ANWEISUNGEN »
a) Schreiben Sie aus dem Auszug über Fluchten aus der DDR den Abschnitt wortgetreu ab, der mit den Worten „In 25 Stunden“ einsetzt und mit „Schiffes durch Arbeiter.“ schließt.
b) Ermitteln Sie bitte jede Zeile der Einträge, die die Zeichenfolge „root“ enthält, und geben Sie diese Zeilen unverändert wieder. Achten Sie dabei auf Groß- und Kleinschreibung.

AUSZUG ZUM LESEN »
######

Teilnehmer der Podiumsdiskussion der Konrad-Adenauer-Stiftung sprechen über persönliche Flucht- und Ausreise-Erfahrungen und mahnen, die SED-Vergangenheit weiter aufzuarbeiten.

In 25 Stunden schwamm der Rostocker Mediziner Dr. Peter Döbler im Sommer 1972 die 45 Kilometer lange Strecke von Kühlungsborn nach Fehmarn. Dank jahrelanger Vorbereitung nahm der Ausbruch Döblers aus dem SED-Staat, dem damit die längste erfolgreiche Flucht als Schwimmer gelang, ein glückliches Ende. Was der Mediziner geschafft habe, stehe exemplarisch für die große Kreativität der Fluchtwilligen in der DDR, sagte Professor Manfred Wilke bei der Diskussion „Fliehen oder bleiben - Zwischen Flucht und 'Wir bleiben hier'“ am Montag im Pommerschen Landesmuseum. Der Historiker, der den Forschungsverband SED-Staat an der Freien Universität Berlin leitete, nannte weitere Beispiele für spektakuläre Fluchten, etwa durch ein Mini-U-Boot, einen Heißluftballon oder die Entführung eines Schiffes durch Arbeiter.

######

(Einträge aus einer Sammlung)
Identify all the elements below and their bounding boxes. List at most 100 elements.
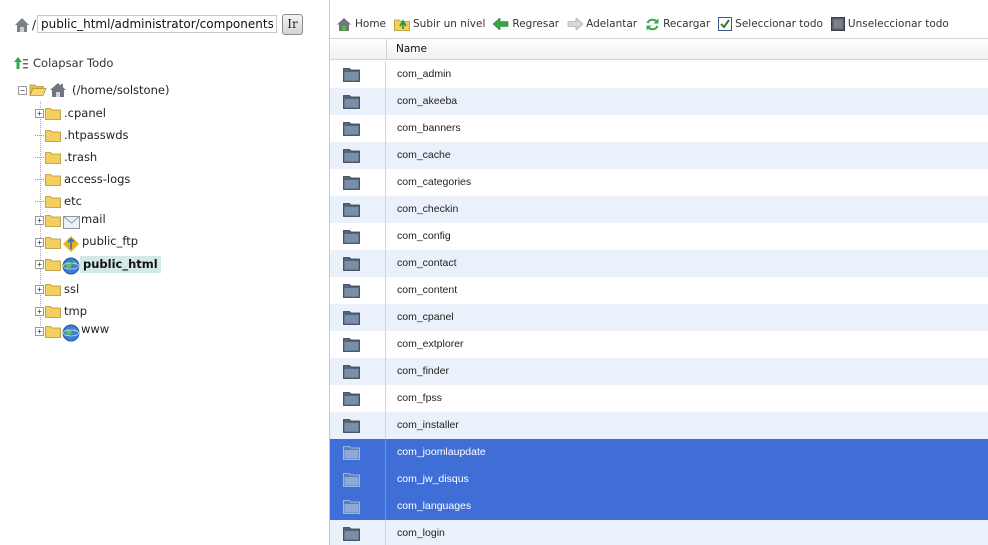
file-row[interactable]: com_extplorer — [330, 331, 988, 358]
tree-item-label: .cpanel — [64, 106, 106, 120]
tree-connector — [35, 127, 44, 136]
icon-cell — [330, 250, 386, 277]
collapse-toggle[interactable]: − — [18, 85, 27, 95]
folder-icon — [45, 283, 61, 296]
expand-toggle[interactable]: + — [35, 259, 44, 269]
file-name: com_config — [397, 230, 451, 242]
file-name: com_languages — [397, 500, 472, 512]
file-row[interactable]: com_content — [330, 277, 988, 304]
icon-cell — [330, 61, 386, 88]
file-row[interactable]: com_cpanel — [330, 304, 988, 331]
folder-icon — [343, 311, 360, 325]
file-row[interactable]: com_languages — [330, 493, 988, 520]
file-row[interactable]: com_banners — [330, 115, 988, 142]
select-all-label: Seleccionar todo — [735, 18, 823, 30]
icon-cell — [330, 412, 386, 439]
up-level-button[interactable]: Subir un nivel — [394, 17, 485, 31]
reload-button[interactable]: Recargar — [645, 17, 710, 32]
file-row[interactable]: com_config — [330, 223, 988, 250]
file-name: com_contact — [397, 257, 457, 269]
folder-icon — [343, 500, 360, 514]
tree-item-selected[interactable]: + public_html — [35, 254, 161, 275]
file-row[interactable]: com_joomlaupdate — [330, 439, 988, 466]
home-button[interactable]: Home — [336, 17, 386, 32]
icon-cell — [330, 331, 386, 358]
path-separator: / — [32, 18, 37, 32]
path-input[interactable] — [37, 15, 277, 33]
unselect-all-button[interactable]: Unseleccionar todo — [830, 17, 949, 31]
file-row[interactable]: com_installer — [330, 412, 988, 439]
tree-item[interactable]: + ssl — [35, 279, 79, 299]
arrow-left-icon — [493, 18, 509, 30]
tree-item[interactable]: etc — [35, 191, 82, 211]
file-row[interactable]: com_checkin — [330, 196, 988, 223]
folder-icon — [343, 230, 360, 244]
icon-cell — [330, 88, 386, 115]
folder-icon — [343, 392, 360, 406]
tree-connector — [35, 149, 44, 158]
folder-up-icon — [394, 19, 410, 31]
name-column-header[interactable]: Name — [396, 43, 427, 55]
file-list-panel: Home Subir un nivel Regresar Adelantar R… — [329, 0, 988, 545]
tree-item[interactable]: + mail — [35, 210, 106, 230]
tree-item-label: www — [81, 322, 110, 336]
expand-toggle[interactable]: + — [35, 326, 44, 336]
collapse-all-button[interactable]: Colapsar Todo — [14, 55, 113, 71]
expand-toggle[interactable]: + — [35, 108, 44, 118]
folder-icon — [45, 107, 61, 120]
forward-button[interactable]: Adelantar — [567, 18, 637, 30]
file-row[interactable]: com_login — [330, 520, 988, 545]
checkbox-empty-icon — [830, 17, 845, 31]
tree-root-label: (/home/solstone) — [72, 83, 170, 97]
expand-toggle[interactable]: + — [35, 284, 44, 294]
folder-icon — [45, 325, 61, 338]
tree-root[interactable]: − (/home/solstone) — [18, 80, 169, 100]
select-all-button[interactable]: Seleccionar todo — [718, 17, 823, 31]
file-name: com_jw_disqus — [397, 473, 469, 485]
go-button[interactable]: Ir — [282, 14, 303, 35]
tree-item[interactable]: + tmp — [35, 301, 87, 321]
tree-item[interactable]: access-logs — [35, 169, 130, 189]
tree-item-label: public_ftp — [82, 234, 139, 248]
reload-icon — [646, 18, 659, 30]
file-row[interactable]: com_admin — [330, 61, 988, 88]
tree-item-label: access-logs — [64, 172, 131, 186]
open-folder-icon — [29, 84, 47, 96]
icon-cell — [330, 115, 386, 142]
reload-label: Recargar — [663, 18, 711, 30]
tree-item[interactable]: + public_ftp — [35, 232, 138, 252]
icon-cell — [330, 142, 386, 169]
file-row[interactable]: com_categories — [330, 169, 988, 196]
expand-toggle[interactable]: + — [35, 306, 44, 316]
file-row[interactable]: com_contact — [330, 250, 988, 277]
file-name: com_cache — [397, 149, 451, 161]
file-name: com_fpss — [397, 392, 442, 404]
file-row[interactable]: com_fpss — [330, 385, 988, 412]
file-row[interactable]: com_akeeba — [330, 88, 988, 115]
folder-icon — [343, 176, 360, 190]
ftp-icon — [63, 236, 79, 252]
tree-item[interactable]: + .cpanel — [35, 103, 106, 123]
file-row[interactable]: com_finder — [330, 358, 988, 385]
tree-item-label: .trash — [64, 150, 98, 164]
file-row[interactable]: com_jw_disqus — [330, 466, 988, 493]
folder-icon — [343, 95, 360, 109]
file-name: com_content — [397, 284, 458, 296]
tree-connector — [35, 171, 44, 180]
up-level-label: Subir un nivel — [413, 18, 486, 30]
icon-column-header[interactable] — [330, 39, 387, 59]
tree-item-label: public_html — [80, 255, 161, 273]
tree-item[interactable]: .trash — [35, 147, 97, 167]
file-name: com_akeeba — [397, 95, 458, 107]
tree-item[interactable]: .htpasswds — [35, 125, 128, 145]
tree-item[interactable]: + www — [35, 321, 110, 342]
folder-icon — [343, 473, 360, 487]
folder-icon — [45, 129, 61, 142]
file-row[interactable]: com_cache — [330, 142, 988, 169]
icon-cell — [330, 169, 386, 196]
expand-toggle[interactable]: + — [35, 237, 44, 247]
file-name: com_login — [397, 527, 445, 539]
back-button[interactable]: Regresar — [493, 18, 559, 30]
expand-toggle[interactable]: + — [35, 215, 44, 225]
icon-cell — [330, 439, 386, 466]
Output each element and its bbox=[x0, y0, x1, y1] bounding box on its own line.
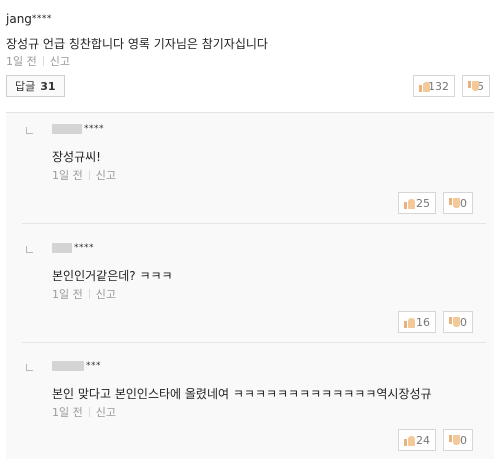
thumbs-down-icon bbox=[468, 80, 479, 92]
meta-divider bbox=[88, 407, 90, 417]
reply-author[interactable]: **** bbox=[52, 243, 94, 253]
dislike-button[interactable]: 0 bbox=[443, 192, 473, 214]
thumbs-up-icon bbox=[404, 435, 415, 446]
report-link[interactable]: 신고 bbox=[50, 53, 70, 69]
reply-list: **** 장성규씨! 1일 전 신고 25 0 **** 본인인거같은데? ㅋㅋ… bbox=[6, 112, 494, 459]
dislike-count: 0 bbox=[460, 433, 467, 447]
like-button[interactable]: 25 bbox=[398, 192, 436, 214]
like-button[interactable]: 24 bbox=[398, 429, 436, 451]
dislike-button[interactable]: 0 bbox=[443, 429, 473, 451]
dislike-button[interactable]: 5 bbox=[462, 75, 490, 97]
reply-author-mask: **** bbox=[84, 124, 104, 134]
dislike-count: 0 bbox=[460, 315, 467, 329]
comment-meta: 1일 전 신고 bbox=[6, 53, 70, 69]
report-link[interactable]: 신고 bbox=[96, 167, 116, 183]
reply-author-mask: *** bbox=[86, 361, 101, 371]
reply-time: 1일 전 bbox=[52, 406, 83, 419]
report-link[interactable]: 신고 bbox=[96, 404, 116, 420]
reply-text: 본인인거같은데? ㅋㅋㅋ bbox=[52, 269, 173, 283]
reply-meta: 1일 전 신고 bbox=[52, 404, 116, 420]
reply-item: *** 본인 맞다고 본인인스타에 올렸네여 ㅋㅋㅋㅋㅋㅋㅋㅋㅋㅋㅋㅋㅋ역시장성… bbox=[6, 350, 494, 458]
reply-indent-icon bbox=[26, 246, 33, 253]
like-count: 16 bbox=[416, 315, 430, 329]
reply-divider bbox=[22, 223, 486, 224]
reply-indent-icon bbox=[26, 127, 33, 134]
meta-divider bbox=[42, 56, 44, 66]
reply-divider bbox=[22, 342, 486, 343]
blurred-author-name bbox=[52, 361, 84, 371]
reply-text: 장성규씨! bbox=[52, 150, 101, 164]
comment-author[interactable]: jang**** bbox=[6, 12, 52, 26]
reply-time: 1일 전 bbox=[52, 169, 83, 182]
meta-divider bbox=[88, 289, 90, 299]
like-count: 24 bbox=[416, 433, 430, 447]
reply-meta: 1일 전 신고 bbox=[52, 167, 116, 183]
reply-item: **** 본인인거같은데? ㅋㅋㅋ 1일 전 신고 16 0 bbox=[6, 232, 494, 343]
dislike-count: 0 bbox=[460, 196, 467, 210]
reply-item: **** 장성규씨! 1일 전 신고 25 0 bbox=[6, 113, 494, 224]
comment-time: 1일 전 bbox=[6, 55, 37, 68]
author-id: jang bbox=[6, 12, 32, 26]
reply-label: 답글 bbox=[15, 80, 36, 93]
reply-text: 본인 맞다고 본인인스타에 올렸네여 ㅋㅋㅋㅋㅋㅋㅋㅋㅋㅋㅋㅋㅋ역시장성규 bbox=[52, 387, 432, 401]
like-button[interactable]: 132 bbox=[413, 75, 455, 97]
thumbs-down-icon bbox=[449, 316, 460, 328]
like-count: 132 bbox=[428, 79, 449, 93]
thumbs-up-icon bbox=[419, 81, 430, 92]
thumbs-up-icon bbox=[404, 198, 415, 209]
thumbs-down-icon bbox=[449, 197, 460, 209]
reply-author-mask: **** bbox=[74, 243, 94, 253]
like-button[interactable]: 16 bbox=[398, 311, 436, 333]
reply-author[interactable]: **** bbox=[52, 124, 104, 134]
reply-toggle-button[interactable]: 답글 31 bbox=[6, 75, 65, 97]
report-link[interactable]: 신고 bbox=[96, 286, 116, 302]
reply-time: 1일 전 bbox=[52, 288, 83, 301]
blurred-author-name bbox=[52, 124, 82, 134]
thumbs-up-icon bbox=[404, 317, 415, 328]
like-count: 25 bbox=[416, 196, 430, 210]
dislike-button[interactable]: 0 bbox=[443, 311, 473, 333]
blurred-author-name bbox=[52, 243, 72, 253]
reply-count: 31 bbox=[40, 79, 56, 93]
thumbs-down-icon bbox=[449, 434, 460, 446]
reply-meta: 1일 전 신고 bbox=[52, 286, 116, 302]
comment-text: 장성규 언급 칭찬합니다 영록 기자님은 참기자십니다 bbox=[6, 37, 268, 51]
comment: jang**** 장성규 언급 칭찬합니다 영록 기자님은 참기자십니다 1일 … bbox=[0, 0, 500, 106]
author-id-mask: **** bbox=[31, 14, 52, 24]
meta-divider bbox=[88, 170, 90, 180]
reply-author[interactable]: *** bbox=[52, 361, 101, 371]
reply-indent-icon bbox=[26, 364, 33, 371]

######

VOLLSTÄNDIGE LÖSUNGEN »
a)
In 25 Stunden schwamm der Rostocker Mediziner Dr. Peter Döbler im Sommer 1972 die 45 Kilometer lange Strecke von Kühlungsborn nach Fehmarn. Dank jahrelanger Vorbereitung nahm der Ausbruch Döblers aus dem SED-Staat, dem damit die längste erfolgreiche Flucht als Schwimmer gelang, ein glückliches Ende. Was der Mediziner geschafft habe, stehe exemplarisch für die große Kreativität der Fluchtwilligen in der DDR, sagte Professor Manfred Wilke bei der Diskussion „Fliehen oder bleiben - Zwischen Flucht und 'Wir bleiben hier'“ am Montag im Pommerschen Landesmuseum. Der Historiker, der den Forschungsverband SED-Staat an der Freien Universität Berlin leitete, nannte weitere Beispiele für spektakuläre Fluchten, etwa durch ein Mini-U-Boot, einen Heißluftballon oder die Entführung eines Schiffes durch Arbeiter.

b)
tree-root-label: (/home/solstone) — [72, 83, 170, 97]
tree-root[interactable]: − (/home/solstone) — [18, 80, 169, 100]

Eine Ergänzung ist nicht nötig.